*LISTING:*
▬▬▬▬▬▬▬▬▬▬

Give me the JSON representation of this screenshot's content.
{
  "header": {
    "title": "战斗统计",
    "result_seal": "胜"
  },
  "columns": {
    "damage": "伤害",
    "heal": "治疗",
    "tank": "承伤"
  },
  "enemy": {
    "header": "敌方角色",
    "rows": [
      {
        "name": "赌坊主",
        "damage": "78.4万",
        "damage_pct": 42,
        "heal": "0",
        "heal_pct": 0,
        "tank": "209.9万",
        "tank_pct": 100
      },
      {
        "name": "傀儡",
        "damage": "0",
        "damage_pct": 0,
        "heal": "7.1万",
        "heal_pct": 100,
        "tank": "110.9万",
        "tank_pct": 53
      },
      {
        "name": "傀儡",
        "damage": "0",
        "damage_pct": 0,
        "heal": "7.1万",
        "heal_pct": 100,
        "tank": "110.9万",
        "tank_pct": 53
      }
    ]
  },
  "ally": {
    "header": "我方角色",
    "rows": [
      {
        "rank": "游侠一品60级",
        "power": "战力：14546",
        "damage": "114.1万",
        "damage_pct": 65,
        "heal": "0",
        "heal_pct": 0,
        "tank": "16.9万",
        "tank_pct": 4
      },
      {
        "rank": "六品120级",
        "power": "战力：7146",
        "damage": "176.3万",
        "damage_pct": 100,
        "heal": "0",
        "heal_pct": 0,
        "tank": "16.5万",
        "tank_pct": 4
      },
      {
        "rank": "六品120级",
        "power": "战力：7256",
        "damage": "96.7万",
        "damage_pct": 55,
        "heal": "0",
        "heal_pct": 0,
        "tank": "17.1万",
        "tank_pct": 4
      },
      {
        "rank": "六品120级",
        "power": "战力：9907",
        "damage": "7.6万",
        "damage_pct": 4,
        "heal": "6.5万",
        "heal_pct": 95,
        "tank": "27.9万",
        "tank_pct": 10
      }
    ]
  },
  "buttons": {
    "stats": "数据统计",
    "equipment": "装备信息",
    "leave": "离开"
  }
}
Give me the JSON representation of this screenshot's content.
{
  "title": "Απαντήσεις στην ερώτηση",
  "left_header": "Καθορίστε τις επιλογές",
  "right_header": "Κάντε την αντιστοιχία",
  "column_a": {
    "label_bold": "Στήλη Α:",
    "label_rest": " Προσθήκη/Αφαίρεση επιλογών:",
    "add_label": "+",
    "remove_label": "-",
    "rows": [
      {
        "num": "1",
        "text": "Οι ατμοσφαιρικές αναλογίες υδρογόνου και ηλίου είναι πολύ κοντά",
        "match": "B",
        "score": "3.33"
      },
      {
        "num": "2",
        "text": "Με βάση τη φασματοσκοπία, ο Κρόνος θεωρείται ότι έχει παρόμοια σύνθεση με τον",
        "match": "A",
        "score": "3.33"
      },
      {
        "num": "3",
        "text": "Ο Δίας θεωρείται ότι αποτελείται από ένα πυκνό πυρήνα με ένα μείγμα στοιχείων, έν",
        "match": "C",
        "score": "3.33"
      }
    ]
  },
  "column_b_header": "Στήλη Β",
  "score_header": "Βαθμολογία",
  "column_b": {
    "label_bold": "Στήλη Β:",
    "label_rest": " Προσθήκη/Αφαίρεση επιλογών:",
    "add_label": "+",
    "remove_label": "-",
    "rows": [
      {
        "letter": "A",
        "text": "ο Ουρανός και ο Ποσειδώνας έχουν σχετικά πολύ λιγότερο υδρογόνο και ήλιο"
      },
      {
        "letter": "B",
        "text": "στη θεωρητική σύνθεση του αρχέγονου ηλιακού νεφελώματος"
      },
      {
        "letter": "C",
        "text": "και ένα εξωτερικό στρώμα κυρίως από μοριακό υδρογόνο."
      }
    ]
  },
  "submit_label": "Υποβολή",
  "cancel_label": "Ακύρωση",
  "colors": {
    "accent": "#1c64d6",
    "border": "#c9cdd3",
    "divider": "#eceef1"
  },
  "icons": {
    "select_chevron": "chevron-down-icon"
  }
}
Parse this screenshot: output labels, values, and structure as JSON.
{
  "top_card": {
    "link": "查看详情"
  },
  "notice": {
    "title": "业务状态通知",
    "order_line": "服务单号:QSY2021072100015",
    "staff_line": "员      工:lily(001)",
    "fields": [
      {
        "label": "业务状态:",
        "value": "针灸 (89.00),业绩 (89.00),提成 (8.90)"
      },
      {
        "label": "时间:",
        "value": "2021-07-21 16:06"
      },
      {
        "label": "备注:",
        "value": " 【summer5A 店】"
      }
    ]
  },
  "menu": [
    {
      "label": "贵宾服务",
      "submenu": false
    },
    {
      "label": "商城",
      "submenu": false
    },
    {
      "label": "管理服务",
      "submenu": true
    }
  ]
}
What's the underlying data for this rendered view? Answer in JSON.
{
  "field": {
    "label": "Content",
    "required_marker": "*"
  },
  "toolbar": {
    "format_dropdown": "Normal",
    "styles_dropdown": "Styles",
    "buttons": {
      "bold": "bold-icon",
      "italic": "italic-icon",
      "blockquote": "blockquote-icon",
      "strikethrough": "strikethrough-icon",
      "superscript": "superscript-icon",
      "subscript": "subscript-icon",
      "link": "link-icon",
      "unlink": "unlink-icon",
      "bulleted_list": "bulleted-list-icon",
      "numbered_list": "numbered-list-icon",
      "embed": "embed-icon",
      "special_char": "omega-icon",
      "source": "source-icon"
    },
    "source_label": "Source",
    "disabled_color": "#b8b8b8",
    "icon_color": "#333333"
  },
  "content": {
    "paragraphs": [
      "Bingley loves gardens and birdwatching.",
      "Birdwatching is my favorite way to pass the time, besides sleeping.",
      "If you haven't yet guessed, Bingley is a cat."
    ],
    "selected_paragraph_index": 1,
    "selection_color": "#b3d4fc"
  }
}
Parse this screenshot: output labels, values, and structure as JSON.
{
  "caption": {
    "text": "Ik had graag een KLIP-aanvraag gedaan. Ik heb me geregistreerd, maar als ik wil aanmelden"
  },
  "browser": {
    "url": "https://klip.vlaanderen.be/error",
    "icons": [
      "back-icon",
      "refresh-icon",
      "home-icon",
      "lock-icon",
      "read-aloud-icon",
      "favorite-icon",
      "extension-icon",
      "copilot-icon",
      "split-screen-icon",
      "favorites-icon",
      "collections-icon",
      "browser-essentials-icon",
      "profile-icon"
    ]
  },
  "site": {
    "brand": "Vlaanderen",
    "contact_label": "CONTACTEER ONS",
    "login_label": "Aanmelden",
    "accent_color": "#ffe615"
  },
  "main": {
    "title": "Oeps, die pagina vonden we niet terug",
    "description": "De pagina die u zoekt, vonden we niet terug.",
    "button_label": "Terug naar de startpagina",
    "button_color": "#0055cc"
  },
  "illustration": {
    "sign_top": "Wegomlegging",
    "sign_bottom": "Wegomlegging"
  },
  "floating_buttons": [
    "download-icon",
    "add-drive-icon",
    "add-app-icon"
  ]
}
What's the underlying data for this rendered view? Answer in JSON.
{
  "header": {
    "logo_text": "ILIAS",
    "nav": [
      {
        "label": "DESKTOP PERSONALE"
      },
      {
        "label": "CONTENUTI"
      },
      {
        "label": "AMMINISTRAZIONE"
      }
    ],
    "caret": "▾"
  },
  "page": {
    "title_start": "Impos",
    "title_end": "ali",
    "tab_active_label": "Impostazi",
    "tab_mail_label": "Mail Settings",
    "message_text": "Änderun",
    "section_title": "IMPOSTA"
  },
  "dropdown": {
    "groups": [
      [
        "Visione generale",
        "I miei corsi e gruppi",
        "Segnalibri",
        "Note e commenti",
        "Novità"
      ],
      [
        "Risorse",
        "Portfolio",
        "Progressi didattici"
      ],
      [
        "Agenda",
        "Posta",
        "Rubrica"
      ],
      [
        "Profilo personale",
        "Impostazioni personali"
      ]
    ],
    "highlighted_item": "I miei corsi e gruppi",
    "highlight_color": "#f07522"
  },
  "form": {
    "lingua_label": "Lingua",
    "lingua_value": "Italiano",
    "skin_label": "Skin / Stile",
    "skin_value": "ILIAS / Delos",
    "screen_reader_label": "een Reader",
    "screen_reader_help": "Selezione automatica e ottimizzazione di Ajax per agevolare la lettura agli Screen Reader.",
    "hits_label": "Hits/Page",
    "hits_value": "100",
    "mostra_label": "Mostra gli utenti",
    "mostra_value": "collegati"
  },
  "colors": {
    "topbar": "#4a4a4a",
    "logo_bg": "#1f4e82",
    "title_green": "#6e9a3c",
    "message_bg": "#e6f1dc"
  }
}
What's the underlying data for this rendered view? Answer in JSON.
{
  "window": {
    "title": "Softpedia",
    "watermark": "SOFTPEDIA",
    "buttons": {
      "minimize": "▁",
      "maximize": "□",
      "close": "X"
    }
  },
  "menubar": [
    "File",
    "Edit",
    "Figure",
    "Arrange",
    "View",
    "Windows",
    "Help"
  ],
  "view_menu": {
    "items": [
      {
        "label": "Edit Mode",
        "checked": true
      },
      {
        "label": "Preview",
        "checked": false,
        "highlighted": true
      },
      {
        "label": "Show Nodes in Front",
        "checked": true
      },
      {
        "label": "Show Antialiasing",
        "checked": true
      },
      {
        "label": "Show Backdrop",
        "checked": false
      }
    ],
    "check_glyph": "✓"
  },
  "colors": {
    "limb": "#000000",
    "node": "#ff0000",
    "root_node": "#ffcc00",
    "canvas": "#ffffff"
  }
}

▬▬▬▬▬▬▬▬▬▬

Which lines of the data include "Show"? Copy each of them.

*EXERCISE SOLUTION:*
        "label": "Show Nodes in Front",
        "label": "Show Antialiasing",
        "label": "Show Backdrop",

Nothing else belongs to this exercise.